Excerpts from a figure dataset
***
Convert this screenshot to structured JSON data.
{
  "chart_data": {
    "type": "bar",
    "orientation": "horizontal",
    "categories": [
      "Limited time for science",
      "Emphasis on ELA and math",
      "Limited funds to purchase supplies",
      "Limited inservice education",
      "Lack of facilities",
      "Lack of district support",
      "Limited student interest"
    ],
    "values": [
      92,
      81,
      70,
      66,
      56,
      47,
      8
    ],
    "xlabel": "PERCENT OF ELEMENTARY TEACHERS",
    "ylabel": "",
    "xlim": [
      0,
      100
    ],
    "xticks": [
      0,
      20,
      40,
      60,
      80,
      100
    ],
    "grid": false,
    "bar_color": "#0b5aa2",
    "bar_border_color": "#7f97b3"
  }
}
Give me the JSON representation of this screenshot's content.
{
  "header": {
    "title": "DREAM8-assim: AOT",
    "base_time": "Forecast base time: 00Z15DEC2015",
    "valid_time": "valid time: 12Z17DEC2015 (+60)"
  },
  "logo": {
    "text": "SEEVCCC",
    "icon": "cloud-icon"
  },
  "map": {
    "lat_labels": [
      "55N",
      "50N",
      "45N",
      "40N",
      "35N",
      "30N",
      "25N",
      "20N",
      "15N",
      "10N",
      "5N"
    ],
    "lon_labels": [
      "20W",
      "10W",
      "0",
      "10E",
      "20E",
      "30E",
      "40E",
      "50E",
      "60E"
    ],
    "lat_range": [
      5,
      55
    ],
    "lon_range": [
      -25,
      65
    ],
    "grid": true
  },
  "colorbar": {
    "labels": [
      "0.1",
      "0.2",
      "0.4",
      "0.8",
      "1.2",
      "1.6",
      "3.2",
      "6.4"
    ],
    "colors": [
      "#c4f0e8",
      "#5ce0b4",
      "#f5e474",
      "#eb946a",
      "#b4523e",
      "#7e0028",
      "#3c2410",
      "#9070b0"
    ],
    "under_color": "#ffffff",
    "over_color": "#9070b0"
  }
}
***
Exercise directions:
Return all of the data exactly as it reads.

Answer to the exercise:
Convert this screenshot to structured JSON data.
{
  "chart_data": {
    "type": "bar",
    "orientation": "horizontal",
    "categories": [
      "Limited time for science",
      "Emphasis on ELA and math",
      "Limited funds to purchase supplies",
      "Limited inservice education",
      "Lack of facilities",
      "Lack of district support",
      "Limited student interest"
    ],
    "values": [
      92,
      81,
      70,
      66,
      56,
      47,
      8
    ],
    "xlabel": "PERCENT OF ELEMENTARY TEACHERS",
    "ylabel": "",
    "xlim": [
      0,
      100
    ],
    "xticks": [
      0,
      20,
      40,
      60,
      80,
      100
    ],
    "grid": false,
    "bar_color": "#0b5aa2",
    "bar_border_color": "#7f97b3"
  }
}
Give me the JSON representation of this screenshot's content.
{
  "header": {
    "title": "DREAM8-assim: AOT",
    "base_time": "Forecast base time: 00Z15DEC2015",
    "valid_time": "valid time: 12Z17DEC2015 (+60)"
  },
  "logo": {
    "text": "SEEVCCC",
    "icon": "cloud-icon"
  },
  "map": {
    "lat_labels": [
      "55N",
      "50N",
      "45N",
      "40N",
      "35N",
      "30N",
      "25N",
      "20N",
      "15N",
      "10N",
      "5N"
    ],
    "lon_labels": [
      "20W",
      "10W",
      "0",
      "10E",
      "20E",
      "30E",
      "40E",
      "50E",
      "60E"
    ],
    "lat_range": [
      5,
      55
    ],
    "lon_range": [
      -25,
      65
    ],
    "grid": true
  },
  "colorbar": {
    "labels": [
      "0.1",
      "0.2",
      "0.4",
      "0.8",
      "1.2",
      "1.6",
      "3.2",
      "6.4"
    ],
    "colors": [
      "#c4f0e8",
      "#5ce0b4",
      "#f5e474",
      "#eb946a",
      "#b4523e",
      "#7e0028",
      "#3c2410",
      "#9070b0"
    ],
    "under_color": "#ffffff",
    "over_color": "#9070b0"
  }
}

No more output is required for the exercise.